Listed entries:
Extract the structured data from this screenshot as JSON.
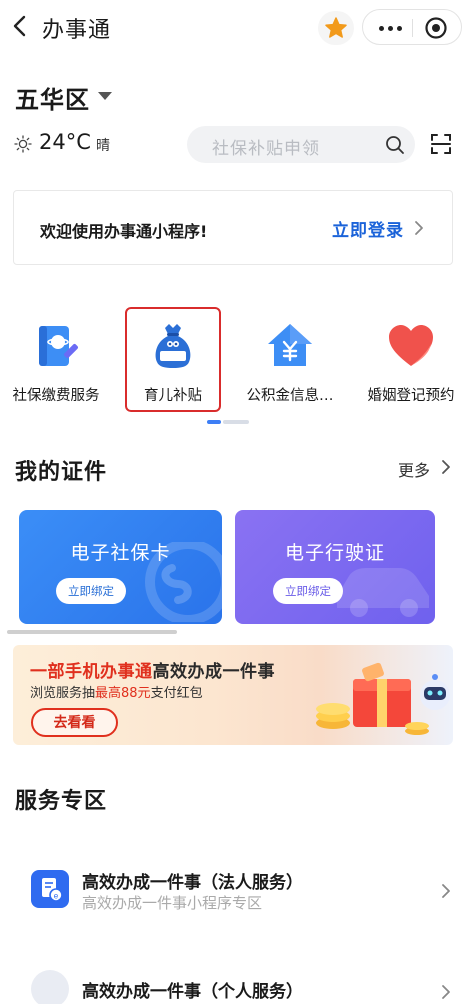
{
  "nav": {
    "title": "办事通"
  },
  "location": {
    "district": "五华区"
  },
  "weather": {
    "temperature": "24°C",
    "condition": "晴"
  },
  "search": {
    "placeholder": "社保补贴申领"
  },
  "login_card": {
    "text": "欢迎使用办事通小程序!",
    "link": "立即登录"
  },
  "services": [
    {
      "label": "社保缴费服务",
      "icon": "social-security-book-icon"
    },
    {
      "label": "育儿补贴",
      "icon": "childcare-subsidy-bag-icon",
      "highlighted": true
    },
    {
      "label": "公积金信息…",
      "icon": "housing-fund-house-icon"
    },
    {
      "label": "婚姻登记预约",
      "icon": "heart-icon"
    }
  ],
  "certificates": {
    "title": "我的证件",
    "more": "更多",
    "cards": [
      {
        "title": "电子社保卡",
        "button": "立即绑定",
        "color": "#2f86f0"
      },
      {
        "title": "电子行驶证",
        "button": "立即绑定",
        "color": "#7b6bf0"
      }
    ]
  },
  "banner": {
    "title_highlight": "一部手机办事通",
    "title_rest": "高效办成一件事",
    "sub_prefix": "浏览服务抽",
    "sub_highlight": "最高88元",
    "sub_suffix": "支付红包",
    "button": "去看看"
  },
  "service_zone": {
    "title": "服务专区",
    "items": [
      {
        "title": "高效办成一件事（法人服务）",
        "subtitle": "高效办成一件事小程序专区"
      },
      {
        "title": "高效办成一件事（个人服务）",
        "subtitle": ""
      }
    ]
  },
  "colors": {
    "brand_blue": "#1b63d9",
    "highlight_red": "#d92c2c",
    "star_orange": "#f29a1b"
  }
}
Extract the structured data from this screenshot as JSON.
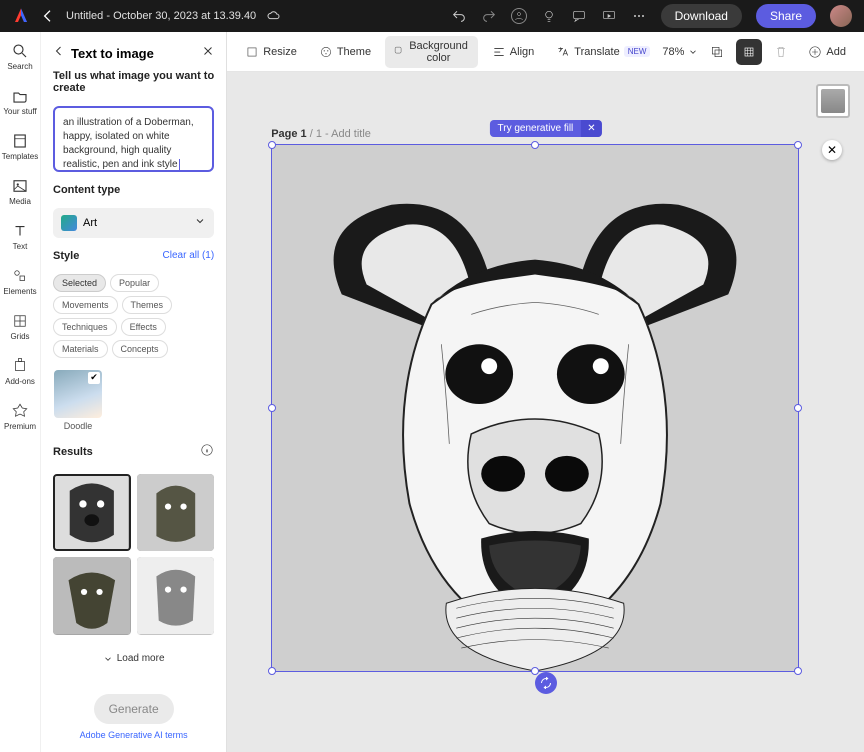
{
  "topbar": {
    "title": "Untitled - October 30, 2023 at 13.39.40",
    "download": "Download",
    "share": "Share"
  },
  "leftbar": {
    "items": [
      {
        "label": "Search"
      },
      {
        "label": "Your stuff"
      },
      {
        "label": "Templates"
      },
      {
        "label": "Media"
      },
      {
        "label": "Text"
      },
      {
        "label": "Elements"
      },
      {
        "label": "Grids"
      },
      {
        "label": "Add-ons"
      },
      {
        "label": "Premium"
      }
    ]
  },
  "panel": {
    "title": "Text to image",
    "prompt_label": "Tell us what image you want to create",
    "prompt_value": "an illustration of a Doberman, happy, isolated on white background, high quality realistic, pen and ink style",
    "content_type_label": "Content type",
    "content_type_value": "Art",
    "style_label": "Style",
    "clear_all": "Clear all (1)",
    "chips": [
      "Selected",
      "Popular",
      "Movements",
      "Themes",
      "Techniques",
      "Effects",
      "Materials",
      "Concepts"
    ],
    "style_thumb_name": "Doodle",
    "results_label": "Results",
    "load_more": "Load more",
    "generate": "Generate",
    "ai_terms": "Adobe Generative AI terms"
  },
  "toolbar": {
    "resize": "Resize",
    "theme": "Theme",
    "bgcolor": "Background color",
    "align": "Align",
    "translate": "Translate",
    "new_badge": "NEW",
    "zoom": "78%",
    "add": "Add"
  },
  "canvas": {
    "page_label_a": "Page 1",
    "page_label_b": "/ 1",
    "add_title": " - Add title",
    "try_fill": "Try generative fill"
  }
}
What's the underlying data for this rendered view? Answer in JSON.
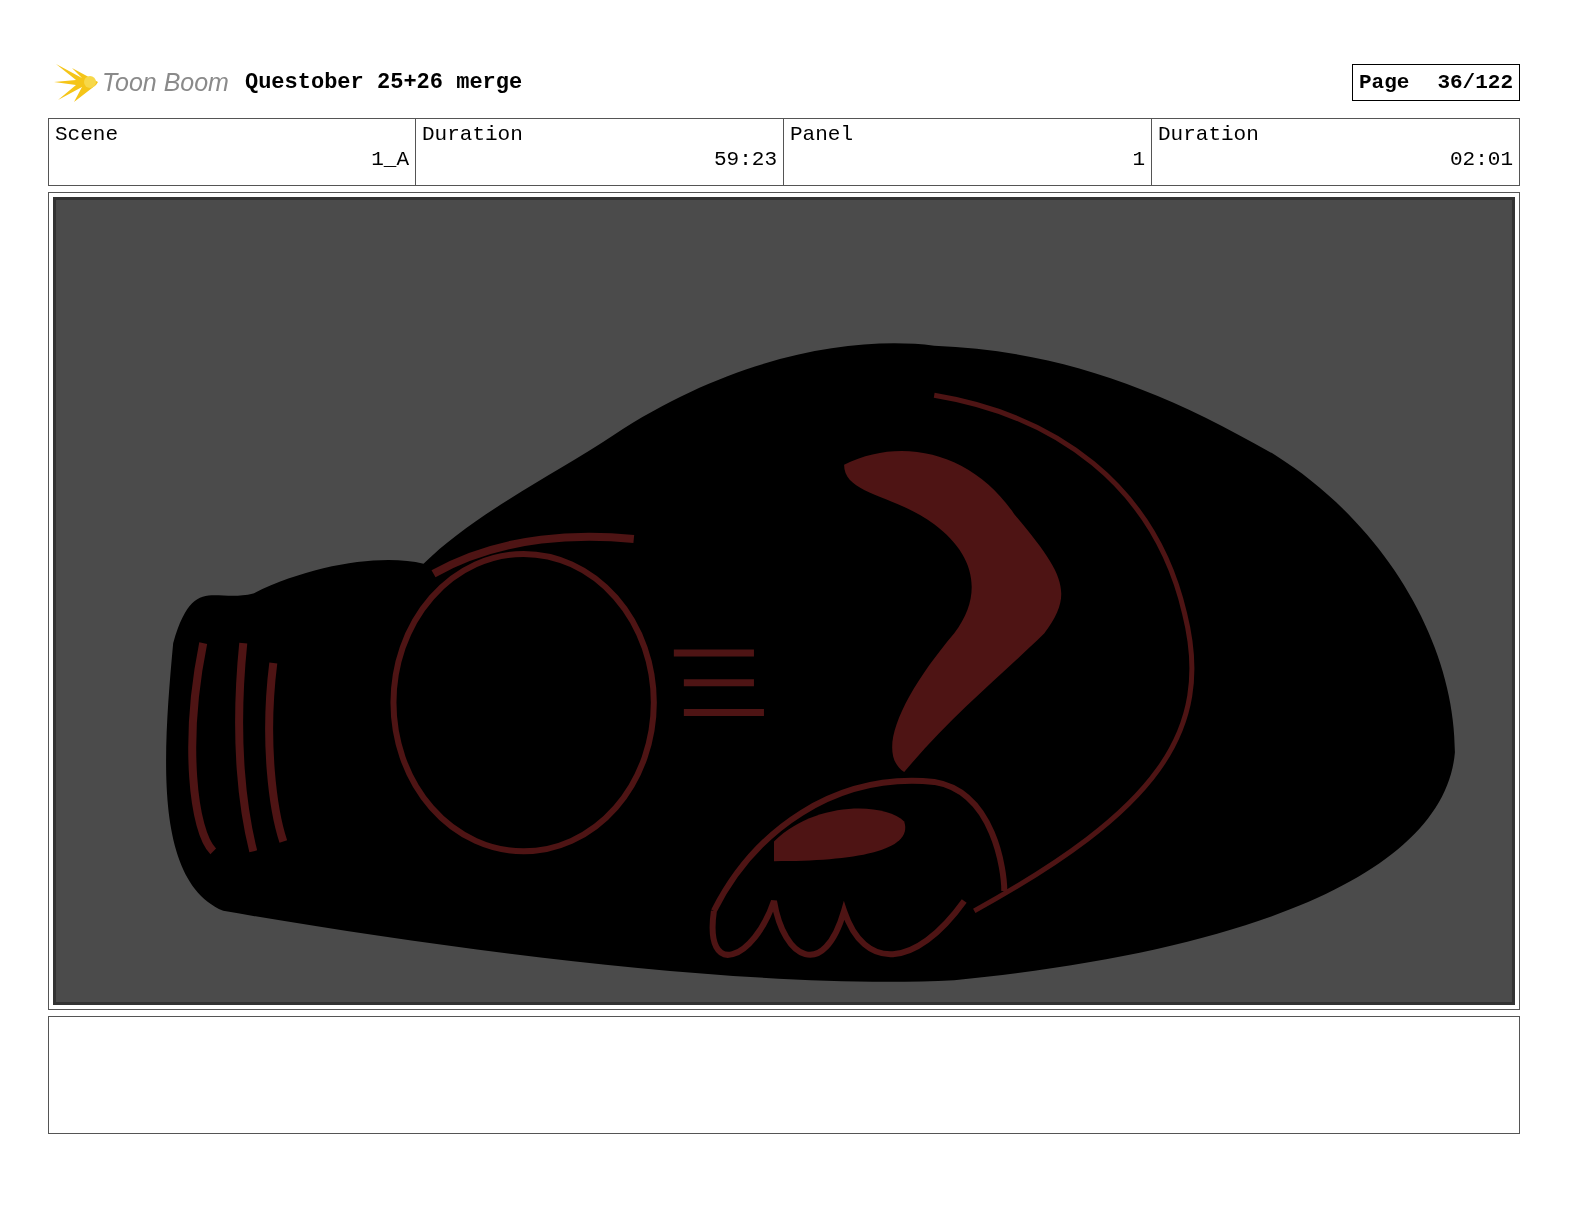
{
  "header": {
    "logo": "Toon Boom",
    "title": "Questober 25+26 merge",
    "page_label": "Page",
    "page_number": "36/122"
  },
  "info": {
    "columns": [
      "Scene",
      "Duration",
      "Panel",
      "Duration"
    ],
    "row": [
      "1_A",
      "59:23",
      "1",
      "02:01"
    ]
  }
}
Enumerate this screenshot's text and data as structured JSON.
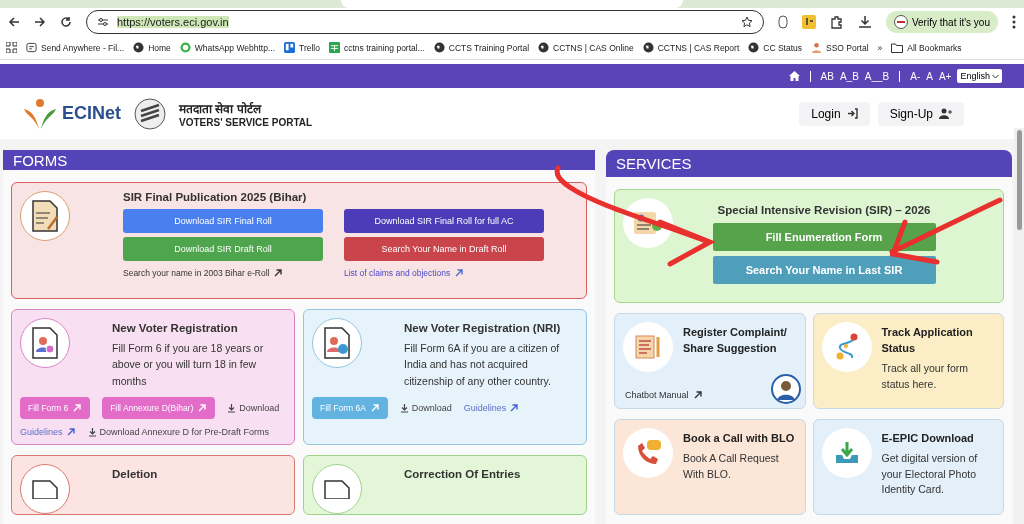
{
  "browser": {
    "url": "https://voters.eci.gov.in",
    "verify_button": "Verify that it's you",
    "bookmarks": [
      {
        "kind": "page",
        "label": "Send Anywhere - Fil..."
      },
      {
        "kind": "globe",
        "label": "Home"
      },
      {
        "kind": "chat",
        "label": "WhatsApp Webhttp..."
      },
      {
        "kind": "board",
        "label": "Trello"
      },
      {
        "kind": "sheet",
        "label": "cctns training portal..."
      },
      {
        "kind": "globe",
        "label": "CCTS Training Portal"
      },
      {
        "kind": "globe",
        "label": "CCTNS | CAS Online"
      },
      {
        "kind": "globe",
        "label": "CCTNS | CAS Report"
      },
      {
        "kind": "globe",
        "label": "CC Status"
      },
      {
        "kind": "person",
        "label": "SSO Portal"
      }
    ],
    "more": "»",
    "all_bookmarks": "All Bookmarks"
  },
  "top_bar": {
    "contrast": [
      "AB",
      "A_B",
      "A__B"
    ],
    "font_sizes": [
      "A-",
      "A",
      "A+"
    ],
    "language": "English"
  },
  "header": {
    "logo": "ECINet",
    "portal_hindi": "मतदाता सेवा पोर्टल",
    "portal_title": "VOTERS' SERVICE PORTAL",
    "login": "Login",
    "signup": "Sign-Up"
  },
  "forms": {
    "title": "FORMS",
    "sir_card": {
      "title": "SIR Final Publication 2025 (Bihar)",
      "buttons": [
        {
          "label": "Download SIR Final Roll",
          "color": "#4a7ff0"
        },
        {
          "label": "Download SIR Final Roll for full AC",
          "color": "#4d3cb8"
        },
        {
          "label": "Download SIR Draft Roll",
          "color": "#4fa54d"
        },
        {
          "label": "Search Your Name in Draft Roll",
          "color": "#c9444b"
        }
      ],
      "links": [
        "Search your name in 2003 Bihar e-Roll",
        "List of claims and objections"
      ]
    },
    "cards": [
      {
        "title": "New Voter Registration",
        "description": "Fill Form 6 if you are 18 years or above or you will turn 18 in few months",
        "color": "#f8e0f2",
        "actions": [
          {
            "kind": "button",
            "label": "Fill Form 6",
            "color": "#e26cc8"
          },
          {
            "kind": "button",
            "label": "Fill Annexure D(Bihar)",
            "color": "#e26cc8"
          },
          {
            "kind": "download",
            "label": "Download"
          },
          {
            "kind": "link",
            "label": "Guidelines"
          },
          {
            "kind": "download",
            "label": "Download Annexure D for Pre-Draft Forms"
          }
        ]
      },
      {
        "title": "New Voter Registration (NRI)",
        "description": "Fill Form 6A if you are a citizen of India and has not acquired citizenship of any other country.",
        "color": "#e6f3fb",
        "actions": [
          {
            "kind": "button",
            "label": "Fill Form 6A",
            "color": "#62b3e0"
          },
          {
            "kind": "download",
            "label": "Download"
          },
          {
            "kind": "link",
            "label": "Guidelines"
          }
        ]
      },
      {
        "title": "Deletion",
        "color": "#fbe4e2"
      },
      {
        "title": "Correction Of Entries",
        "color": "#e3f6d8"
      }
    ]
  },
  "services": {
    "title": "SERVICES",
    "sir_card": {
      "title": "Special Intensive Revision (SIR) – 2026",
      "buttons": [
        {
          "label": "Fill Enumeration Form",
          "color": "#56a34b"
        },
        {
          "label": "Search Your Name in Last SIR",
          "color": "#4f9fba"
        }
      ]
    },
    "cards": [
      {
        "title": "Register Complaint/ Share Suggestion",
        "link": "Chatbot Manual",
        "color": "#e3f0fa"
      },
      {
        "title": "Track Application Status",
        "description": "Track all your form status here.",
        "color": "#fbedc6"
      },
      {
        "title": "Book a Call with BLO",
        "description": "Book A Call Request With BLO.",
        "color": "#fbe6d8"
      },
      {
        "title": "E-EPIC Download",
        "description": "Get digital version of your Electoral Photo Identity Card.",
        "color": "#e3f0fa"
      }
    ]
  }
}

Required task:
From start to finish, output the listing exactly, but omit its pictures.

Solution to this exercise:
Extract the structured data from this screenshot as JSON.
{
  "nav": {
    "title": "办事通"
  },
  "location": {
    "district": "五华区"
  },
  "weather": {
    "temperature": "24°C",
    "condition": "晴"
  },
  "search": {
    "placeholder": "社保补贴申领"
  },
  "login_card": {
    "text": "欢迎使用办事通小程序!",
    "link": "立即登录"
  },
  "services": [
    {
      "label": "社保缴费服务",
      "icon": "social-security-book-icon"
    },
    {
      "label": "育儿补贴",
      "icon": "childcare-subsidy-bag-icon",
      "highlighted": true
    },
    {
      "label": "公积金信息…",
      "icon": "housing-fund-house-icon"
    },
    {
      "label": "婚姻登记预约",
      "icon": "heart-icon"
    }
  ],
  "certificates": {
    "title": "我的证件",
    "more": "更多",
    "cards": [
      {
        "title": "电子社保卡",
        "button": "立即绑定",
        "color": "#2f86f0"
      },
      {
        "title": "电子行驶证",
        "button": "立即绑定",
        "color": "#7b6bf0"
      }
    ]
  },
  "banner": {
    "title_highlight": "一部手机办事通",
    "title_rest": "高效办成一件事",
    "sub_prefix": "浏览服务抽",
    "sub_highlight": "最高88元",
    "sub_suffix": "支付红包",
    "button": "去看看"
  },
  "service_zone": {
    "title": "服务专区",
    "items": [
      {
        "title": "高效办成一件事（法人服务）",
        "subtitle": "高效办成一件事小程序专区"
      },
      {
        "title": "高效办成一件事（个人服务）",
        "subtitle": ""
      }
    ]
  },
  "colors": {
    "brand_blue": "#1b63d9",
    "highlight_red": "#d92c2c",
    "star_orange": "#f29a1b"
  }
}
Extract the structured data from this screenshot as JSON.
{
  "topbar": {
    "title": "Untitled - October 30, 2023 at 13.39.40",
    "download": "Download",
    "share": "Share"
  },
  "leftbar": {
    "items": [
      {
        "label": "Search"
      },
      {
        "label": "Your stuff"
      },
      {
        "label": "Templates"
      },
      {
        "label": "Media"
      },
      {
        "label": "Text"
      },
      {
        "label": "Elements"
      },
      {
        "label": "Grids"
      },
      {
        "label": "Add-ons"
      },
      {
        "label": "Premium"
      }
    ]
  },
  "panel": {
    "title": "Text to image",
    "prompt_label": "Tell us what image you want to create",
    "prompt_value": "an illustration of a Doberman, happy, isolated on white background, high quality realistic, pen and ink style",
    "content_type_label": "Content type",
    "content_type_value": "Art",
    "style_label": "Style",
    "clear_all": "Clear all (1)",
    "chips": [
      "Selected",
      "Popular",
      "Movements",
      "Themes",
      "Techniques",
      "Effects",
      "Materials",
      "Concepts"
    ],
    "style_thumb_name": "Doodle",
    "results_label": "Results",
    "load_more": "Load more",
    "generate": "Generate",
    "ai_terms": "Adobe Generative AI terms"
  },
  "toolbar": {
    "resize": "Resize",
    "theme": "Theme",
    "bgcolor": "Background color",
    "align": "Align",
    "translate": "Translate",
    "new_badge": "NEW",
    "zoom": "78%",
    "add": "Add"
  },
  "canvas": {
    "page_label_a": "Page 1",
    "page_label_b": "/ 1",
    "add_title": " - Add title",
    "try_fill": "Try generative fill"
  }
}
What's the underlying data for this rendered view? Answer in JSON.
{
  "header": {
    "logo": "Toon Boom",
    "title": "Questober 25+26 merge",
    "page_label": "Page",
    "page_number": "36/122"
  },
  "info": {
    "columns": [
      "Scene",
      "Duration",
      "Panel",
      "Duration"
    ],
    "row": [
      "1_A",
      "59:23",
      "1",
      "02:01"
    ]
  }
}
Enumerate this screenshot's text and data as structured JSON.
{
  "browser": {
    "url": "https://voters.eci.gov.in",
    "verify_button": "Verify that it's you",
    "bookmarks": [
      {
        "kind": "page",
        "label": "Send Anywhere - Fil..."
      },
      {
        "kind": "globe",
        "label": "Home"
      },
      {
        "kind": "chat",
        "label": "WhatsApp Webhttp..."
      },
      {
        "kind": "board",
        "label": "Trello"
      },
      {
        "kind": "sheet",
        "label": "cctns training portal..."
      },
      {
        "kind": "globe",
        "label": "CCTS Training Portal"
      },
      {
        "kind": "globe",
        "label": "CCTNS | CAS Online"
      },
      {
        "kind": "globe",
        "label": "CCTNS | CAS Report"
      },
      {
        "kind": "globe",
        "label": "CC Status"
      },
      {
        "kind": "person",
        "label": "SSO Portal"
      }
    ],
    "more": "»",
    "all_bookmarks": "All Bookmarks"
  },
  "top_bar": {
    "contrast": [
      "AB",
      "A_B",
      "A__B"
    ],
    "font_sizes": [
      "A-",
      "A",
      "A+"
    ],
    "language": "English"
  },
  "header": {
    "logo": "ECINet",
    "portal_hindi": "मतदाता सेवा पोर्टल",
    "portal_title": "VOTERS' SERVICE PORTAL",
    "login": "Login",
    "signup": "Sign-Up"
  },
  "forms": {
    "title": "FORMS",
    "sir_card": {
      "title": "SIR Final Publication 2025 (Bihar)",
      "buttons": [
        {
          "label": "Download SIR Final Roll",
          "color": "#4a7ff0"
        },
        {
          "label": "Download SIR Final Roll for full AC",
          "color": "#4d3cb8"
        },
        {
          "label": "Download SIR Draft Roll",
          "color": "#4fa54d"
        },
        {
          "label": "Search Your Name in Draft Roll",
          "color": "#c9444b"
        }
      ],
      "links": [
        "Search your name in 2003 Bihar e-Roll",
        "List of claims and objections"
      ]
    },
    "cards": [
      {
        "title": "New Voter Registration",
        "description": "Fill Form 6 if you are 18 years or above or you will turn 18 in few months",
        "color": "#f8e0f2",
        "actions": [
          {
            "kind": "button",
            "label": "Fill Form 6",
            "color": "#e26cc8"
          },
          {
            "kind": "button",
            "label": "Fill Annexure D(Bihar)",
            "color": "#e26cc8"
          },
          {
            "kind": "download",
            "label": "Download"
          },
          {
            "kind": "link",
            "label": "Guidelines"
          },
          {
            "kind": "download",
            "label": "Download Annexure D for Pre-Draft Forms"
          }
        ]
      },
      {
        "title": "New Voter Registration (NRI)",
        "description": "Fill Form 6A if you are a citizen of India and has not acquired citizenship of any other country.",
        "color": "#e6f3fb",
        "actions": [
          {
            "kind": "button",
            "label": "Fill Form 6A",
            "color": "#62b3e0"
          },
          {
            "kind": "download",
            "label": "Download"
          },
          {
            "kind": "link",
            "label": "Guidelines"
          }
        ]
      },
      {
        "title": "Deletion",
        "color": "#fbe4e2"
      },
      {
        "title": "Correction Of Entries",
        "color": "#e3f6d8"
      }
    ]
  },
  "services": {
    "title": "SERVICES",
    "sir_card": {
      "title": "Special Intensive Revision (SIR) – 2026",
      "buttons": [
        {
          "label": "Fill Enumeration Form",
          "color": "#56a34b"
        },
        {
          "label": "Search Your Name in Last SIR",
          "color": "#4f9fba"
        }
      ]
    },
    "cards": [
      {
        "title": "Register Complaint/ Share Suggestion",
        "link": "Chatbot Manual",
        "color": "#e3f0fa"
      },
      {
        "title": "Track Application Status",
        "description": "Track all your form status here.",
        "color": "#fbedc6"
      },
      {
        "title": "Book a Call with BLO",
        "description": "Book A Call Request With BLO.",
        "color": "#fbe6d8"
      },
      {
        "title": "E-EPIC Download",
        "description": "Get digital version of your Electoral Photo Identity Card.",
        "color": "#e3f0fa"
      }
    ]
  }
}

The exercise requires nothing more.